◆ Task description ◆
Report how many lines hold the word "transactions"; give nothing but the number.

[start Extracted information]

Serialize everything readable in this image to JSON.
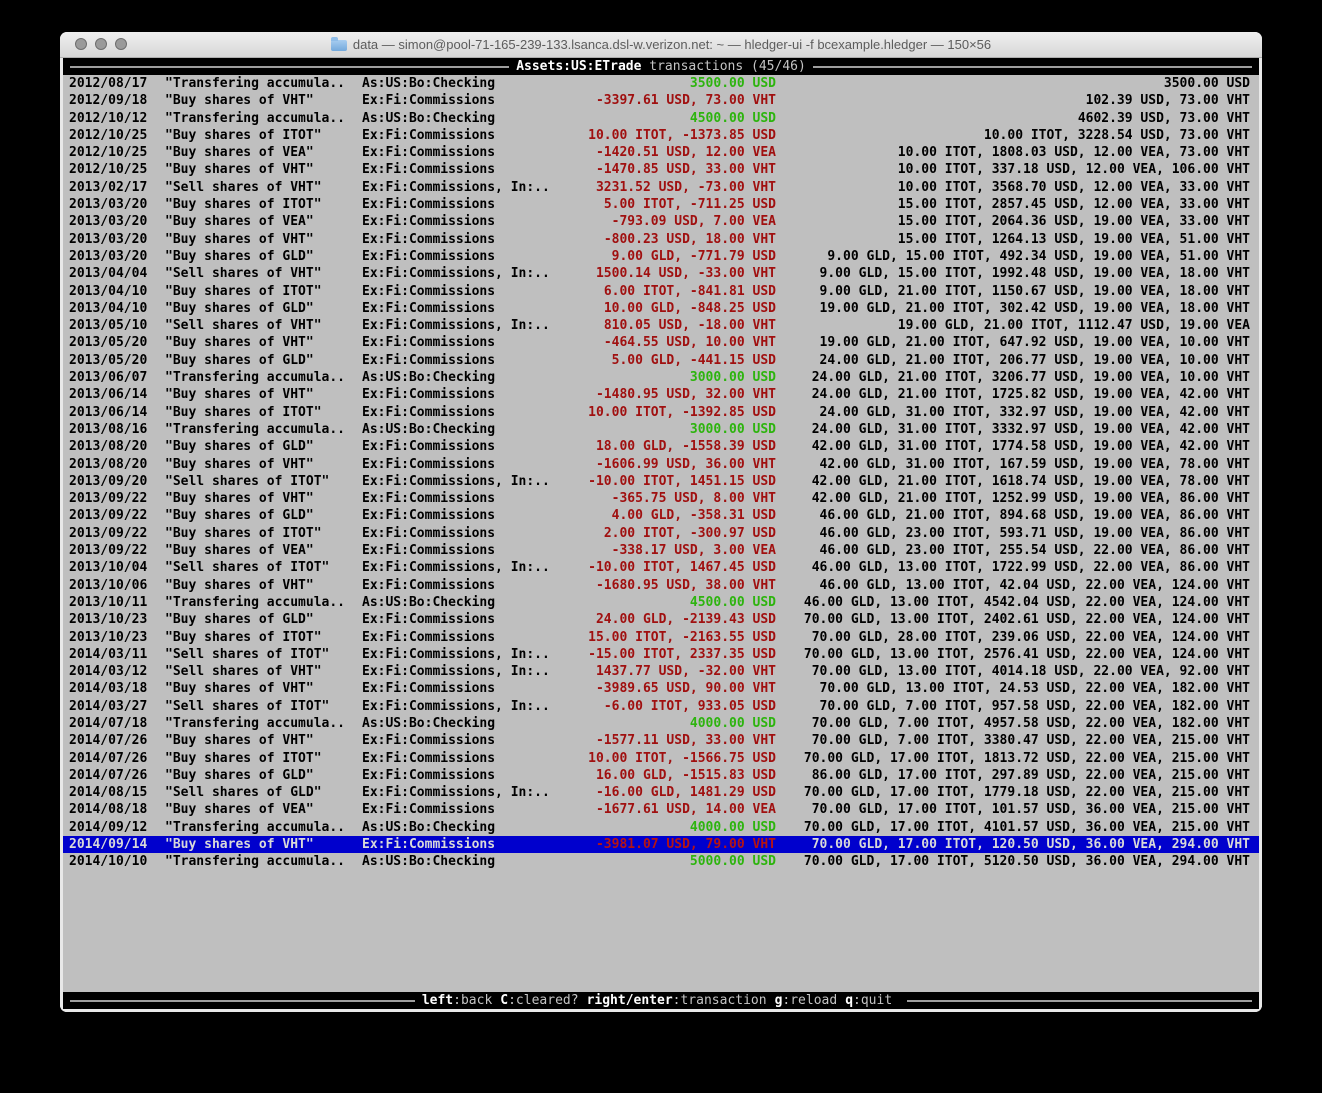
{
  "colors": {
    "terminal_background": "#bfbfbf",
    "bar_background": "#000000",
    "positive_amount": "#2db40e",
    "negative_amount": "#a01010",
    "selection_background": "#0000cd",
    "selection_text": "#d9d9d9"
  },
  "window": {
    "title": "data — simon@pool-71-165-239-133.lsanca.dsl-w.verizon.net: ~ — hledger-ui -f bcexample.hledger — 150×56",
    "buttons": [
      "close",
      "minimize",
      "zoom"
    ]
  },
  "header": {
    "account": "Assets:US:ETrade",
    "label": "transactions (45/46)"
  },
  "footer": {
    "keys": [
      {
        "key": "left",
        "desc": ":back"
      },
      {
        "key": "C",
        "desc": ":cleared?"
      },
      {
        "key": "right/enter",
        "desc": ":transaction"
      },
      {
        "key": "g",
        "desc": ":reload"
      },
      {
        "key": "q",
        "desc": ":quit"
      }
    ]
  },
  "transactions": [
    {
      "date": "2012/08/17",
      "description": "\"Transfering accumula..",
      "account": "As:US:Bo:Checking",
      "change": "3500.00 USD",
      "change_type": "pos",
      "balance": "3500.00 USD"
    },
    {
      "date": "2012/09/18",
      "description": "\"Buy shares of VHT\"",
      "account": "Ex:Fi:Commissions",
      "change": "-3397.61 USD, 73.00 VHT",
      "change_type": "neg",
      "balance": "102.39 USD, 73.00 VHT"
    },
    {
      "date": "2012/10/12",
      "description": "\"Transfering accumula..",
      "account": "As:US:Bo:Checking",
      "change": "4500.00 USD",
      "change_type": "pos",
      "balance": "4602.39 USD, 73.00 VHT"
    },
    {
      "date": "2012/10/25",
      "description": "\"Buy shares of ITOT\"",
      "account": "Ex:Fi:Commissions",
      "change": "10.00 ITOT, -1373.85 USD",
      "change_type": "neg",
      "balance": "10.00 ITOT, 3228.54 USD, 73.00 VHT"
    },
    {
      "date": "2012/10/25",
      "description": "\"Buy shares of VEA\"",
      "account": "Ex:Fi:Commissions",
      "change": "-1420.51 USD, 12.00 VEA",
      "change_type": "neg",
      "balance": "10.00 ITOT, 1808.03 USD, 12.00 VEA, 73.00 VHT"
    },
    {
      "date": "2012/10/25",
      "description": "\"Buy shares of VHT\"",
      "account": "Ex:Fi:Commissions",
      "change": "-1470.85 USD, 33.00 VHT",
      "change_type": "neg",
      "balance": "10.00 ITOT, 337.18 USD, 12.00 VEA, 106.00 VHT"
    },
    {
      "date": "2013/02/17",
      "description": "\"Sell shares of VHT\"",
      "account": "Ex:Fi:Commissions, In:..",
      "change": "3231.52 USD, -73.00 VHT",
      "change_type": "neg",
      "balance": "10.00 ITOT, 3568.70 USD, 12.00 VEA, 33.00 VHT"
    },
    {
      "date": "2013/03/20",
      "description": "\"Buy shares of ITOT\"",
      "account": "Ex:Fi:Commissions",
      "change": "5.00 ITOT, -711.25 USD",
      "change_type": "neg",
      "balance": "15.00 ITOT, 2857.45 USD, 12.00 VEA, 33.00 VHT"
    },
    {
      "date": "2013/03/20",
      "description": "\"Buy shares of VEA\"",
      "account": "Ex:Fi:Commissions",
      "change": "-793.09 USD, 7.00 VEA",
      "change_type": "neg",
      "balance": "15.00 ITOT, 2064.36 USD, 19.00 VEA, 33.00 VHT"
    },
    {
      "date": "2013/03/20",
      "description": "\"Buy shares of VHT\"",
      "account": "Ex:Fi:Commissions",
      "change": "-800.23 USD, 18.00 VHT",
      "change_type": "neg",
      "balance": "15.00 ITOT, 1264.13 USD, 19.00 VEA, 51.00 VHT"
    },
    {
      "date": "2013/03/20",
      "description": "\"Buy shares of GLD\"",
      "account": "Ex:Fi:Commissions",
      "change": "9.00 GLD, -771.79 USD",
      "change_type": "neg",
      "balance": "9.00 GLD, 15.00 ITOT, 492.34 USD, 19.00 VEA, 51.00 VHT"
    },
    {
      "date": "2013/04/04",
      "description": "\"Sell shares of VHT\"",
      "account": "Ex:Fi:Commissions, In:..",
      "change": "1500.14 USD, -33.00 VHT",
      "change_type": "neg",
      "balance": "9.00 GLD, 15.00 ITOT, 1992.48 USD, 19.00 VEA, 18.00 VHT"
    },
    {
      "date": "2013/04/10",
      "description": "\"Buy shares of ITOT\"",
      "account": "Ex:Fi:Commissions",
      "change": "6.00 ITOT, -841.81 USD",
      "change_type": "neg",
      "balance": "9.00 GLD, 21.00 ITOT, 1150.67 USD, 19.00 VEA, 18.00 VHT"
    },
    {
      "date": "2013/04/10",
      "description": "\"Buy shares of GLD\"",
      "account": "Ex:Fi:Commissions",
      "change": "10.00 GLD, -848.25 USD",
      "change_type": "neg",
      "balance": "19.00 GLD, 21.00 ITOT, 302.42 USD, 19.00 VEA, 18.00 VHT"
    },
    {
      "date": "2013/05/10",
      "description": "\"Sell shares of VHT\"",
      "account": "Ex:Fi:Commissions, In:..",
      "change": "810.05 USD, -18.00 VHT",
      "change_type": "neg",
      "balance": "19.00 GLD, 21.00 ITOT, 1112.47 USD, 19.00 VEA"
    },
    {
      "date": "2013/05/20",
      "description": "\"Buy shares of VHT\"",
      "account": "Ex:Fi:Commissions",
      "change": "-464.55 USD, 10.00 VHT",
      "change_type": "neg",
      "balance": "19.00 GLD, 21.00 ITOT, 647.92 USD, 19.00 VEA, 10.00 VHT"
    },
    {
      "date": "2013/05/20",
      "description": "\"Buy shares of GLD\"",
      "account": "Ex:Fi:Commissions",
      "change": "5.00 GLD, -441.15 USD",
      "change_type": "neg",
      "balance": "24.00 GLD, 21.00 ITOT, 206.77 USD, 19.00 VEA, 10.00 VHT"
    },
    {
      "date": "2013/06/07",
      "description": "\"Transfering accumula..",
      "account": "As:US:Bo:Checking",
      "change": "3000.00 USD",
      "change_type": "pos",
      "balance": "24.00 GLD, 21.00 ITOT, 3206.77 USD, 19.00 VEA, 10.00 VHT"
    },
    {
      "date": "2013/06/14",
      "description": "\"Buy shares of VHT\"",
      "account": "Ex:Fi:Commissions",
      "change": "-1480.95 USD, 32.00 VHT",
      "change_type": "neg",
      "balance": "24.00 GLD, 21.00 ITOT, 1725.82 USD, 19.00 VEA, 42.00 VHT"
    },
    {
      "date": "2013/06/14",
      "description": "\"Buy shares of ITOT\"",
      "account": "Ex:Fi:Commissions",
      "change": "10.00 ITOT, -1392.85 USD",
      "change_type": "neg",
      "balance": "24.00 GLD, 31.00 ITOT, 332.97 USD, 19.00 VEA, 42.00 VHT"
    },
    {
      "date": "2013/08/16",
      "description": "\"Transfering accumula..",
      "account": "As:US:Bo:Checking",
      "change": "3000.00 USD",
      "change_type": "pos",
      "balance": "24.00 GLD, 31.00 ITOT, 3332.97 USD, 19.00 VEA, 42.00 VHT"
    },
    {
      "date": "2013/08/20",
      "description": "\"Buy shares of GLD\"",
      "account": "Ex:Fi:Commissions",
      "change": "18.00 GLD, -1558.39 USD",
      "change_type": "neg",
      "balance": "42.00 GLD, 31.00 ITOT, 1774.58 USD, 19.00 VEA, 42.00 VHT"
    },
    {
      "date": "2013/08/20",
      "description": "\"Buy shares of VHT\"",
      "account": "Ex:Fi:Commissions",
      "change": "-1606.99 USD, 36.00 VHT",
      "change_type": "neg",
      "balance": "42.00 GLD, 31.00 ITOT, 167.59 USD, 19.00 VEA, 78.00 VHT"
    },
    {
      "date": "2013/09/20",
      "description": "\"Sell shares of ITOT\"",
      "account": "Ex:Fi:Commissions, In:..",
      "change": "-10.00 ITOT, 1451.15 USD",
      "change_type": "neg",
      "balance": "42.00 GLD, 21.00 ITOT, 1618.74 USD, 19.00 VEA, 78.00 VHT"
    },
    {
      "date": "2013/09/22",
      "description": "\"Buy shares of VHT\"",
      "account": "Ex:Fi:Commissions",
      "change": "-365.75 USD, 8.00 VHT",
      "change_type": "neg",
      "balance": "42.00 GLD, 21.00 ITOT, 1252.99 USD, 19.00 VEA, 86.00 VHT"
    },
    {
      "date": "2013/09/22",
      "description": "\"Buy shares of GLD\"",
      "account": "Ex:Fi:Commissions",
      "change": "4.00 GLD, -358.31 USD",
      "change_type": "neg",
      "balance": "46.00 GLD, 21.00 ITOT, 894.68 USD, 19.00 VEA, 86.00 VHT"
    },
    {
      "date": "2013/09/22",
      "description": "\"Buy shares of ITOT\"",
      "account": "Ex:Fi:Commissions",
      "change": "2.00 ITOT, -300.97 USD",
      "change_type": "neg",
      "balance": "46.00 GLD, 23.00 ITOT, 593.71 USD, 19.00 VEA, 86.00 VHT"
    },
    {
      "date": "2013/09/22",
      "description": "\"Buy shares of VEA\"",
      "account": "Ex:Fi:Commissions",
      "change": "-338.17 USD, 3.00 VEA",
      "change_type": "neg",
      "balance": "46.00 GLD, 23.00 ITOT, 255.54 USD, 22.00 VEA, 86.00 VHT"
    },
    {
      "date": "2013/10/04",
      "description": "\"Sell shares of ITOT\"",
      "account": "Ex:Fi:Commissions, In:..",
      "change": "-10.00 ITOT, 1467.45 USD",
      "change_type": "neg",
      "balance": "46.00 GLD, 13.00 ITOT, 1722.99 USD, 22.00 VEA, 86.00 VHT"
    },
    {
      "date": "2013/10/06",
      "description": "\"Buy shares of VHT\"",
      "account": "Ex:Fi:Commissions",
      "change": "-1680.95 USD, 38.00 VHT",
      "change_type": "neg",
      "balance": "46.00 GLD, 13.00 ITOT, 42.04 USD, 22.00 VEA, 124.00 VHT"
    },
    {
      "date": "2013/10/11",
      "description": "\"Transfering accumula..",
      "account": "As:US:Bo:Checking",
      "change": "4500.00 USD",
      "change_type": "pos",
      "balance": "46.00 GLD, 13.00 ITOT, 4542.04 USD, 22.00 VEA, 124.00 VHT"
    },
    {
      "date": "2013/10/23",
      "description": "\"Buy shares of GLD\"",
      "account": "Ex:Fi:Commissions",
      "change": "24.00 GLD, -2139.43 USD",
      "change_type": "neg",
      "balance": "70.00 GLD, 13.00 ITOT, 2402.61 USD, 22.00 VEA, 124.00 VHT"
    },
    {
      "date": "2013/10/23",
      "description": "\"Buy shares of ITOT\"",
      "account": "Ex:Fi:Commissions",
      "change": "15.00 ITOT, -2163.55 USD",
      "change_type": "neg",
      "balance": "70.00 GLD, 28.00 ITOT, 239.06 USD, 22.00 VEA, 124.00 VHT"
    },
    {
      "date": "2014/03/11",
      "description": "\"Sell shares of ITOT\"",
      "account": "Ex:Fi:Commissions, In:..",
      "change": "-15.00 ITOT, 2337.35 USD",
      "change_type": "neg",
      "balance": "70.00 GLD, 13.00 ITOT, 2576.41 USD, 22.00 VEA, 124.00 VHT"
    },
    {
      "date": "2014/03/12",
      "description": "\"Sell shares of VHT\"",
      "account": "Ex:Fi:Commissions, In:..",
      "change": "1437.77 USD, -32.00 VHT",
      "change_type": "neg",
      "balance": "70.00 GLD, 13.00 ITOT, 4014.18 USD, 22.00 VEA, 92.00 VHT"
    },
    {
      "date": "2014/03/18",
      "description": "\"Buy shares of VHT\"",
      "account": "Ex:Fi:Commissions",
      "change": "-3989.65 USD, 90.00 VHT",
      "change_type": "neg",
      "balance": "70.00 GLD, 13.00 ITOT, 24.53 USD, 22.00 VEA, 182.00 VHT"
    },
    {
      "date": "2014/03/27",
      "description": "\"Sell shares of ITOT\"",
      "account": "Ex:Fi:Commissions, In:..",
      "change": "-6.00 ITOT, 933.05 USD",
      "change_type": "neg",
      "balance": "70.00 GLD, 7.00 ITOT, 957.58 USD, 22.00 VEA, 182.00 VHT"
    },
    {
      "date": "2014/07/18",
      "description": "\"Transfering accumula..",
      "account": "As:US:Bo:Checking",
      "change": "4000.00 USD",
      "change_type": "pos",
      "balance": "70.00 GLD, 7.00 ITOT, 4957.58 USD, 22.00 VEA, 182.00 VHT"
    },
    {
      "date": "2014/07/26",
      "description": "\"Buy shares of VHT\"",
      "account": "Ex:Fi:Commissions",
      "change": "-1577.11 USD, 33.00 VHT",
      "change_type": "neg",
      "balance": "70.00 GLD, 7.00 ITOT, 3380.47 USD, 22.00 VEA, 215.00 VHT"
    },
    {
      "date": "2014/07/26",
      "description": "\"Buy shares of ITOT\"",
      "account": "Ex:Fi:Commissions",
      "change": "10.00 ITOT, -1566.75 USD",
      "change_type": "neg",
      "balance": "70.00 GLD, 17.00 ITOT, 1813.72 USD, 22.00 VEA, 215.00 VHT"
    },
    {
      "date": "2014/07/26",
      "description": "\"Buy shares of GLD\"",
      "account": "Ex:Fi:Commissions",
      "change": "16.00 GLD, -1515.83 USD",
      "change_type": "neg",
      "balance": "86.00 GLD, 17.00 ITOT, 297.89 USD, 22.00 VEA, 215.00 VHT"
    },
    {
      "date": "2014/08/15",
      "description": "\"Sell shares of GLD\"",
      "account": "Ex:Fi:Commissions, In:..",
      "change": "-16.00 GLD, 1481.29 USD",
      "change_type": "neg",
      "balance": "70.00 GLD, 17.00 ITOT, 1779.18 USD, 22.00 VEA, 215.00 VHT"
    },
    {
      "date": "2014/08/18",
      "description": "\"Buy shares of VEA\"",
      "account": "Ex:Fi:Commissions",
      "change": "-1677.61 USD, 14.00 VEA",
      "change_type": "neg",
      "balance": "70.00 GLD, 17.00 ITOT, 101.57 USD, 36.00 VEA, 215.00 VHT"
    },
    {
      "date": "2014/09/12",
      "description": "\"Transfering accumula..",
      "account": "As:US:Bo:Checking",
      "change": "4000.00 USD",
      "change_type": "pos",
      "balance": "70.00 GLD, 17.00 ITOT, 4101.57 USD, 36.00 VEA, 215.00 VHT"
    },
    {
      "date": "2014/09/14",
      "description": "\"Buy shares of VHT\"",
      "account": "Ex:Fi:Commissions",
      "change": "-3981.07 USD, 79.00 VHT",
      "change_type": "neg",
      "balance": "70.00 GLD, 17.00 ITOT, 120.50 USD, 36.00 VEA, 294.00 VHT",
      "selected": true
    },
    {
      "date": "2014/10/10",
      "description": "\"Transfering accumula..",
      "account": "As:US:Bo:Checking",
      "change": "5000.00 USD",
      "change_type": "pos",
      "balance": "70.00 GLD, 17.00 ITOT, 5120.50 USD, 36.00 VEA, 294.00 VHT"
    }
  ]
}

[end Extracted information]

◆ Full response ◆
2